What is needed> Please return every line below that contains the string "Proportion".

Figure record extracts:
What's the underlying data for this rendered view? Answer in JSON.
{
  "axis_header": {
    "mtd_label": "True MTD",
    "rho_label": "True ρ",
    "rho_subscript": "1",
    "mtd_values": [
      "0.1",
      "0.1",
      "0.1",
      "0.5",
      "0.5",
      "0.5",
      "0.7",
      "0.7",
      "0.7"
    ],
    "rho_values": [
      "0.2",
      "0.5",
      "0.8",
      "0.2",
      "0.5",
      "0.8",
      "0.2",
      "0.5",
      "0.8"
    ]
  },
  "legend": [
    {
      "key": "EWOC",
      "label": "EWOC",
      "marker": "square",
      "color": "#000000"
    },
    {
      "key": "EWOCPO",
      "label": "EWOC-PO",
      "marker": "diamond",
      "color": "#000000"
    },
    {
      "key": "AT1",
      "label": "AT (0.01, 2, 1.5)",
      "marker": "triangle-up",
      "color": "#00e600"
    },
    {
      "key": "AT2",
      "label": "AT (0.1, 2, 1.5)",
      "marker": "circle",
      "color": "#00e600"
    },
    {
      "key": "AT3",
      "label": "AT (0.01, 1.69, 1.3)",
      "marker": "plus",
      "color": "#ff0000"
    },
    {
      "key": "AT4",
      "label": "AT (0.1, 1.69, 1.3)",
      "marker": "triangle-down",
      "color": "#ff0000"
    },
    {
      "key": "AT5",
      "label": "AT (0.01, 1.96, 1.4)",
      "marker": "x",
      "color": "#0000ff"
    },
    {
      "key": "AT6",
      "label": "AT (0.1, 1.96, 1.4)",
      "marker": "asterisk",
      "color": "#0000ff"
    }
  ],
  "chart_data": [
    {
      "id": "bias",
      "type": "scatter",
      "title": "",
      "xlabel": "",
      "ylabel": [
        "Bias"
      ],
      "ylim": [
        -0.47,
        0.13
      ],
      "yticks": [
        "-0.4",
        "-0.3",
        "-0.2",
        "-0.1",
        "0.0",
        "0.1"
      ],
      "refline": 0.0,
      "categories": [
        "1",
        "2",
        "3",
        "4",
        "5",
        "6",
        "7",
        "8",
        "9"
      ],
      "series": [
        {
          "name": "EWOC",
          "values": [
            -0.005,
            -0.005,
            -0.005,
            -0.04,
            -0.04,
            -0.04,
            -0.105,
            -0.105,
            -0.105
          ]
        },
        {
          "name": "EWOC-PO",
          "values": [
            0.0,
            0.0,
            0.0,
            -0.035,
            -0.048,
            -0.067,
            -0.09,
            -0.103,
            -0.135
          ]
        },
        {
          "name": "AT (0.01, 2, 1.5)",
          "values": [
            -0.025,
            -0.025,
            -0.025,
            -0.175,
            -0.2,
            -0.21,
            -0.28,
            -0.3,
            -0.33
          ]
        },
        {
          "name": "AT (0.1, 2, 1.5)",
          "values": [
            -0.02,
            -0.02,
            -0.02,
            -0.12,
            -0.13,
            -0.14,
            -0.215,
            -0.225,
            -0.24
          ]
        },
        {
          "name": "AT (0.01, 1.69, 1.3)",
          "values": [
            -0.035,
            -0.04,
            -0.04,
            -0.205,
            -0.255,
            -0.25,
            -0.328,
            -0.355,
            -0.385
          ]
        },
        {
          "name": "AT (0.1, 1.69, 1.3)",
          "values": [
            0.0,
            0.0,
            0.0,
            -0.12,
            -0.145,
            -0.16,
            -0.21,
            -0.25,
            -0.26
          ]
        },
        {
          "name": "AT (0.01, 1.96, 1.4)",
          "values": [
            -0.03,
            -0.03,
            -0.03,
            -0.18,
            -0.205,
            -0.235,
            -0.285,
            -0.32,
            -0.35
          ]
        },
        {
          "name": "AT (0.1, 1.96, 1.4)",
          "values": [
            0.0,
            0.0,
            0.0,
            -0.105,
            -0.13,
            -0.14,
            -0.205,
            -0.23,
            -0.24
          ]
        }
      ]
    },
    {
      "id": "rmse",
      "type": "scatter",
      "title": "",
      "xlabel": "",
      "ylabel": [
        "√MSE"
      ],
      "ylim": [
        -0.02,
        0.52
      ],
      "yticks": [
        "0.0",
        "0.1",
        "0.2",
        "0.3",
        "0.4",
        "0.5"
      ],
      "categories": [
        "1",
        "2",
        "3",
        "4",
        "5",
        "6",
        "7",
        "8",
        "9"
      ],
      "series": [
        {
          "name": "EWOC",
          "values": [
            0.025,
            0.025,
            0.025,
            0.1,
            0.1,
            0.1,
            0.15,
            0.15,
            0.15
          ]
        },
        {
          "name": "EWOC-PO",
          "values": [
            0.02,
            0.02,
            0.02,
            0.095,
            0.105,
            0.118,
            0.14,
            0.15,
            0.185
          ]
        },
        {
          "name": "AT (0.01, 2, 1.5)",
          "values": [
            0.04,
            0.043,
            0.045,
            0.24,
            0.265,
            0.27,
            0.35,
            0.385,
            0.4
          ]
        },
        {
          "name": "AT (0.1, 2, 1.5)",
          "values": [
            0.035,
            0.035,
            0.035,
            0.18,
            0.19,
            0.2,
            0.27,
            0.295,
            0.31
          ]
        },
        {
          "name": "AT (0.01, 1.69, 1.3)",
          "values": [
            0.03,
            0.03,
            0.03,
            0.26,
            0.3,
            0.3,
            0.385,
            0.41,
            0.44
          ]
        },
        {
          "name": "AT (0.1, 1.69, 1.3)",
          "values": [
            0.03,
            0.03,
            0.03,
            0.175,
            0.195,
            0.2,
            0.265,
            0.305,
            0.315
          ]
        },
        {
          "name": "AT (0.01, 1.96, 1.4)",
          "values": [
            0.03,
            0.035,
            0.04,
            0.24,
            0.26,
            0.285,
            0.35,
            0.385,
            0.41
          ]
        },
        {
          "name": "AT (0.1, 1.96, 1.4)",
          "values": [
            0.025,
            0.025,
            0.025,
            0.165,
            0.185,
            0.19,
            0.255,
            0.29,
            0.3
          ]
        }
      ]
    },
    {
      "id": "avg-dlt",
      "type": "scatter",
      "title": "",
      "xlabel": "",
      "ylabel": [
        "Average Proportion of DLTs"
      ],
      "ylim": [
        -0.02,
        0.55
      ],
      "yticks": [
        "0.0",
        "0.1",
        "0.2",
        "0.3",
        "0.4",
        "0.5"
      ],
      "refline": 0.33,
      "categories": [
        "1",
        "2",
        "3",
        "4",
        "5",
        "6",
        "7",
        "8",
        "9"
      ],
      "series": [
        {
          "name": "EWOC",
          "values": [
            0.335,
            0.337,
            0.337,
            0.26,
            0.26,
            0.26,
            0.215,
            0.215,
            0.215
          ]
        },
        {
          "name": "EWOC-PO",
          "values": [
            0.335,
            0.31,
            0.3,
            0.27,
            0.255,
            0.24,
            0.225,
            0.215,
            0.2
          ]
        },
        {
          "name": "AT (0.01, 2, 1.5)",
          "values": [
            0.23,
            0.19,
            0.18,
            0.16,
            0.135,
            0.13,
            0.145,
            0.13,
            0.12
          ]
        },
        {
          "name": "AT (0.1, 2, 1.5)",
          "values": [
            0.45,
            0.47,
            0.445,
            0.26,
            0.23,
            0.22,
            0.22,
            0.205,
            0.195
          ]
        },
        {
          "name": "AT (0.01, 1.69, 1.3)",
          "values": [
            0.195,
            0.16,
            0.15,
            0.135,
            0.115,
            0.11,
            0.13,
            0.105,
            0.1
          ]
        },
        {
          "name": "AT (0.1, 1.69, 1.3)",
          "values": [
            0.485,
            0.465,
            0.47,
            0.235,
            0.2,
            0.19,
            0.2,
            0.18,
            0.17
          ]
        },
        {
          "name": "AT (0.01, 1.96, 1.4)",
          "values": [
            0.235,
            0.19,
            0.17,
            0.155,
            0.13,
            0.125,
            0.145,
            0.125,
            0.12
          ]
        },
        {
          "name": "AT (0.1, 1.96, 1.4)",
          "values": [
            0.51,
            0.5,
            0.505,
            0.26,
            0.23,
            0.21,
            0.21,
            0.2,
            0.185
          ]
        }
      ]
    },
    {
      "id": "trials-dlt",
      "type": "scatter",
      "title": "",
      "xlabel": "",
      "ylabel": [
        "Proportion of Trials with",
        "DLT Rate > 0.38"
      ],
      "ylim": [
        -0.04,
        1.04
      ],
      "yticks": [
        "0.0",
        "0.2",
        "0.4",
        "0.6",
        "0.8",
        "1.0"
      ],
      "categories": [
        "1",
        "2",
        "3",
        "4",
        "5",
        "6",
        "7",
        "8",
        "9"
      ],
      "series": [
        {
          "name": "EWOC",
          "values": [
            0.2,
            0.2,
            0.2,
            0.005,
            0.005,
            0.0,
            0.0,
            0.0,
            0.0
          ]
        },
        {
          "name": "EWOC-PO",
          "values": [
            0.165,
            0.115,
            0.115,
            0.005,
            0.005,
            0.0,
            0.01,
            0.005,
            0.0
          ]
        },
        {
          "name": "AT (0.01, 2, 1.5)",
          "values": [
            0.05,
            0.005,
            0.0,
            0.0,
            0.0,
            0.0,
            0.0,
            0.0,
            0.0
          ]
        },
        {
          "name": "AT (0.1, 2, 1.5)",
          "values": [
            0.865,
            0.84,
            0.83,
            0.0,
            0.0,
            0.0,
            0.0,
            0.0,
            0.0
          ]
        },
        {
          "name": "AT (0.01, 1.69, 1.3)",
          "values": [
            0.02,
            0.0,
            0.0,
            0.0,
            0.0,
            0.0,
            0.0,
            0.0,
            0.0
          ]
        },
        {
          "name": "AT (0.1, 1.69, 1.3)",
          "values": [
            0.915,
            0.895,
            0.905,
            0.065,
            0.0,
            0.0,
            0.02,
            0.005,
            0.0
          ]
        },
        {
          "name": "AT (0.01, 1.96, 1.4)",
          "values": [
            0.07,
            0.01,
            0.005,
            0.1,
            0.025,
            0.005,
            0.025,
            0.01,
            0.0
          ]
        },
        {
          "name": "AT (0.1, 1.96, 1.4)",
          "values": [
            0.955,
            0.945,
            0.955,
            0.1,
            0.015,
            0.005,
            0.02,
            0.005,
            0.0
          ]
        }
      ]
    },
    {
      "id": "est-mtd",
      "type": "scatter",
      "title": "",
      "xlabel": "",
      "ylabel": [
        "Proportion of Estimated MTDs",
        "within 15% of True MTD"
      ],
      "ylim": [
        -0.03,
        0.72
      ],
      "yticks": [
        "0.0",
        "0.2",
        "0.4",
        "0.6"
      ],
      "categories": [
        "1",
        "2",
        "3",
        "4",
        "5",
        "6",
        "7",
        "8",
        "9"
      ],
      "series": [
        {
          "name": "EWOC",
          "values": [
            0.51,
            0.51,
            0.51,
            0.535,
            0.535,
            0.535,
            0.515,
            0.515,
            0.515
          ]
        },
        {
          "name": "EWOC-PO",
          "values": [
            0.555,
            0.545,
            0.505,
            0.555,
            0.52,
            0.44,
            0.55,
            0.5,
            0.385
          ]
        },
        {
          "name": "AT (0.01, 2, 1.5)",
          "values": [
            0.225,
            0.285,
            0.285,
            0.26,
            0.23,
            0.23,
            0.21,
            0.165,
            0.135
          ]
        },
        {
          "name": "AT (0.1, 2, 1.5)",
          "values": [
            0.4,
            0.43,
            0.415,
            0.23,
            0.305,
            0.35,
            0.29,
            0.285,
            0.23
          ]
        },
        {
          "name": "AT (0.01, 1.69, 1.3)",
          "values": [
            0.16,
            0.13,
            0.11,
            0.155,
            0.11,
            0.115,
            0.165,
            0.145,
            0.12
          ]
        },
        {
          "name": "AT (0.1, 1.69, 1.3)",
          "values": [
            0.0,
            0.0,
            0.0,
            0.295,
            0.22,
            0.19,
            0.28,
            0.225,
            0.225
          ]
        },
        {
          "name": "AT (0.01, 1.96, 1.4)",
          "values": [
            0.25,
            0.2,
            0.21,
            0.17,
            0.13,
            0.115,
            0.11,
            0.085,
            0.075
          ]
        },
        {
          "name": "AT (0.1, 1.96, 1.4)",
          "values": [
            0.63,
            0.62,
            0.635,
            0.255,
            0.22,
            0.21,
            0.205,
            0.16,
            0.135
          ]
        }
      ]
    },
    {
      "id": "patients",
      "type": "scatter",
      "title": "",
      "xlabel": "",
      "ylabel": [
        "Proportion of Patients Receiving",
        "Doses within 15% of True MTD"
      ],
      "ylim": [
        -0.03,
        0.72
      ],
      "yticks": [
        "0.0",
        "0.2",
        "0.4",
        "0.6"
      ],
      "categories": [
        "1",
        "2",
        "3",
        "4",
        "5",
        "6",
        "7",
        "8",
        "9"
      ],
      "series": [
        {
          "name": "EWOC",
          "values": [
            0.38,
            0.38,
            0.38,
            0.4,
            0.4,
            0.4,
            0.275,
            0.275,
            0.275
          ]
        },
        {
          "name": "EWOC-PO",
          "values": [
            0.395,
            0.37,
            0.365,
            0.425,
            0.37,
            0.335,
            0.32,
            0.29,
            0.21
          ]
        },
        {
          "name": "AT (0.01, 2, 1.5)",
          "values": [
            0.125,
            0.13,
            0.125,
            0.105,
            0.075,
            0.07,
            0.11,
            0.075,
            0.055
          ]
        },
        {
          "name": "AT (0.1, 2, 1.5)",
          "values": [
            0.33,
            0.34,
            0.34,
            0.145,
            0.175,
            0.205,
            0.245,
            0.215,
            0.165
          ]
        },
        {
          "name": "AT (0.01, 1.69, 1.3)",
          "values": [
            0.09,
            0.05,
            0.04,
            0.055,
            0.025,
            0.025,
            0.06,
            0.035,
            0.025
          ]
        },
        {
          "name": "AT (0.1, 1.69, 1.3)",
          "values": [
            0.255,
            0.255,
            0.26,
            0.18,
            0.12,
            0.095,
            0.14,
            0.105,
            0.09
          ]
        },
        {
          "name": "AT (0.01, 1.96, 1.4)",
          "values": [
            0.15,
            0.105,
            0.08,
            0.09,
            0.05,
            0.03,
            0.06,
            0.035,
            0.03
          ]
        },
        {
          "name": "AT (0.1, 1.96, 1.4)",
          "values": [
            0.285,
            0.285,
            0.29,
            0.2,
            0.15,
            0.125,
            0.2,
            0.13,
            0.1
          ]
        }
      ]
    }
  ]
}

Written response>
        "Average Proportion of DLTs"
        "Proportion of Trials with",
        "Proportion of Estimated MTDs",
        "Proportion of Patients Receiving",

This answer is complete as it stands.